Filter the lines below, copying only those with the string "siden".

**DATA TO PROCESS**
◆ ◆ ◆ ◆ ◆ ◆ ◆
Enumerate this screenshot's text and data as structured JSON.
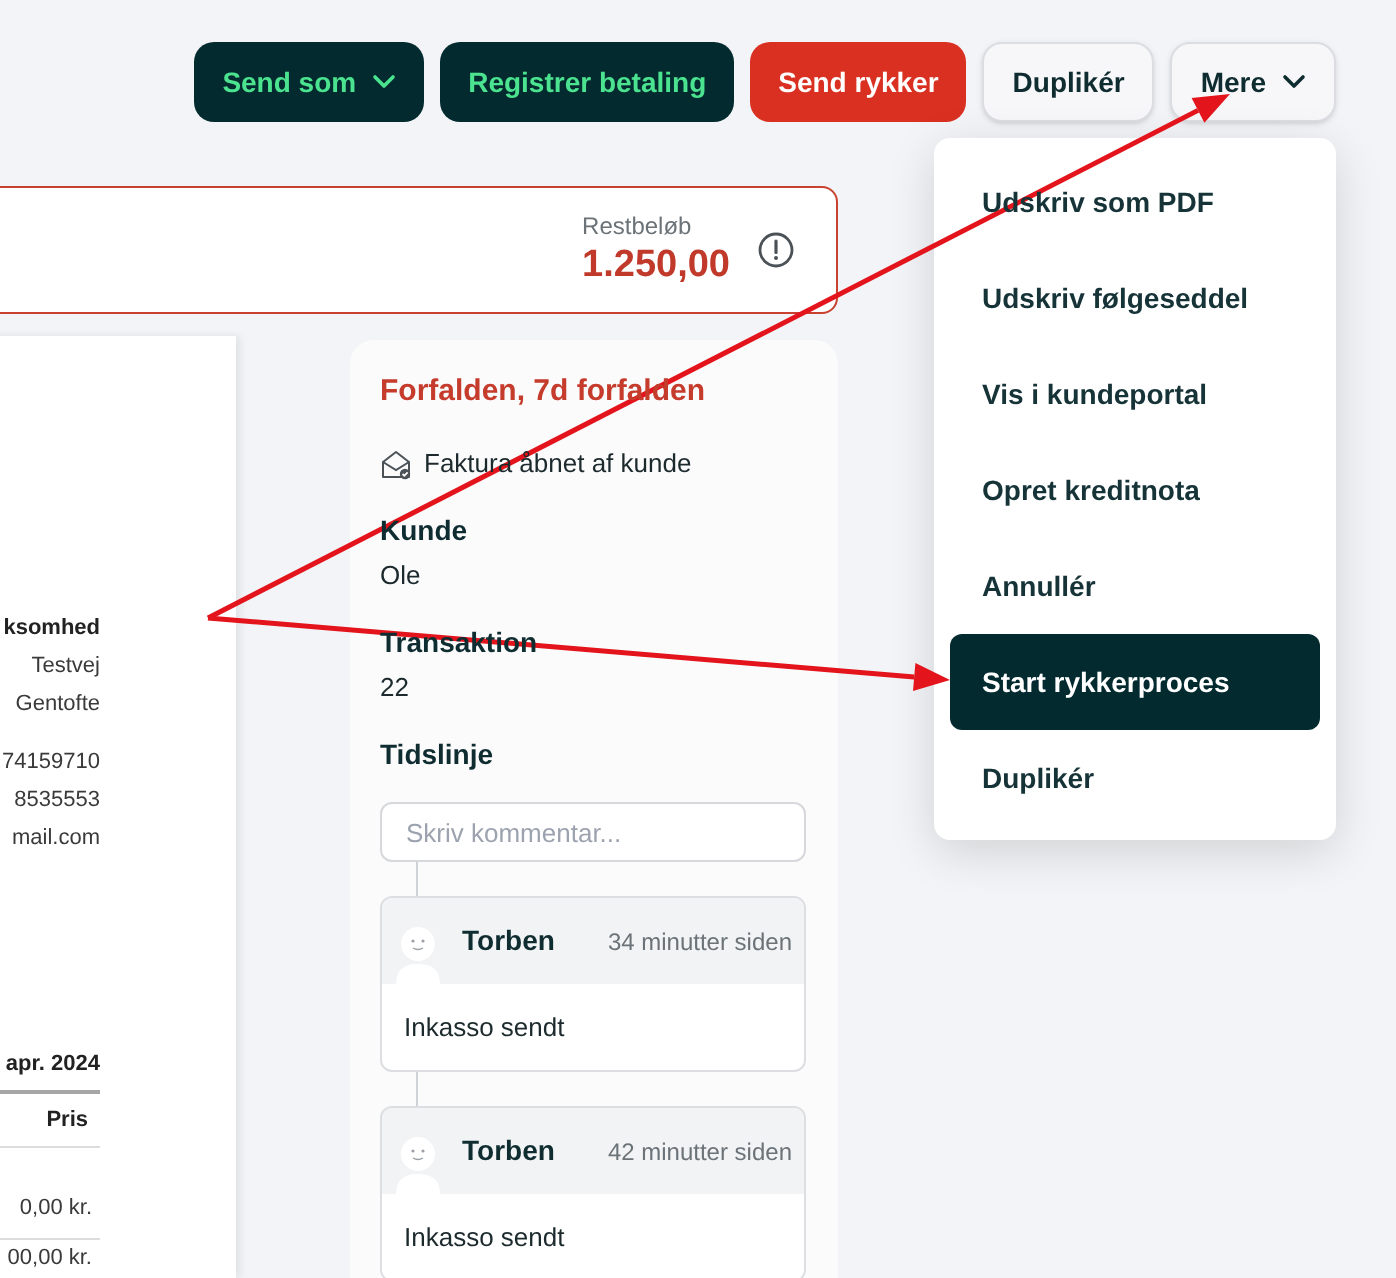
{
  "toolbar": {
    "buttons": [
      {
        "label": "Send som",
        "kind": "primary",
        "dropdown": true
      },
      {
        "label": "Registrer betaling",
        "kind": "primary",
        "dropdown": false
      },
      {
        "label": "Send rykker",
        "kind": "danger",
        "dropdown": false
      },
      {
        "label": "Duplikér",
        "kind": "secondary",
        "dropdown": false
      },
      {
        "label": "Mere",
        "kind": "secondary",
        "dropdown": true
      }
    ]
  },
  "balance": {
    "label": "Restbeløb",
    "amount": "1.250,00"
  },
  "document": {
    "company": "ksomhed",
    "address_lines": [
      "Testvej",
      "Gentofte"
    ],
    "contact_lines": [
      "74159710",
      "8535553",
      "mail.com"
    ],
    "date": "apr. 2024",
    "table": {
      "columns": [
        "Pris"
      ],
      "rows": [
        [
          "0,00 kr."
        ],
        [
          "00,00 kr."
        ]
      ]
    }
  },
  "status_panel": {
    "status": "Forfalden, 7d forfalden",
    "event": "Faktura åbnet af kunde",
    "fields": [
      {
        "label": "Kunde",
        "value": "Ole"
      },
      {
        "label": "Transaktion",
        "value": "22"
      }
    ],
    "timeline": {
      "title": "Tidslinje",
      "comment_placeholder": "Skriv kommentar...",
      "entries": [
        {
          "author": "Torben",
          "time": "34 minutter siden",
          "text": "Inkasso sendt"
        },
        {
          "author": "Torben",
          "time": "42 minutter siden",
          "text": "Inkasso sendt"
        }
      ]
    }
  },
  "more_menu": {
    "items": [
      {
        "label": "Udskriv som PDF",
        "selected": false
      },
      {
        "label": "Udskriv følgeseddel",
        "selected": false
      },
      {
        "label": "Vis i kundeportal",
        "selected": false
      },
      {
        "label": "Opret kreditnota",
        "selected": false
      },
      {
        "label": "Annullér",
        "selected": false
      },
      {
        "label": "Start rykkerproces",
        "selected": true
      },
      {
        "label": "Duplikér",
        "selected": false
      }
    ]
  }
}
◆ ◆ ◆ ◆ ◆ ◆ ◆
**REPLY**
          "time": "34 minutter siden",
          "time": "42 minutter siden",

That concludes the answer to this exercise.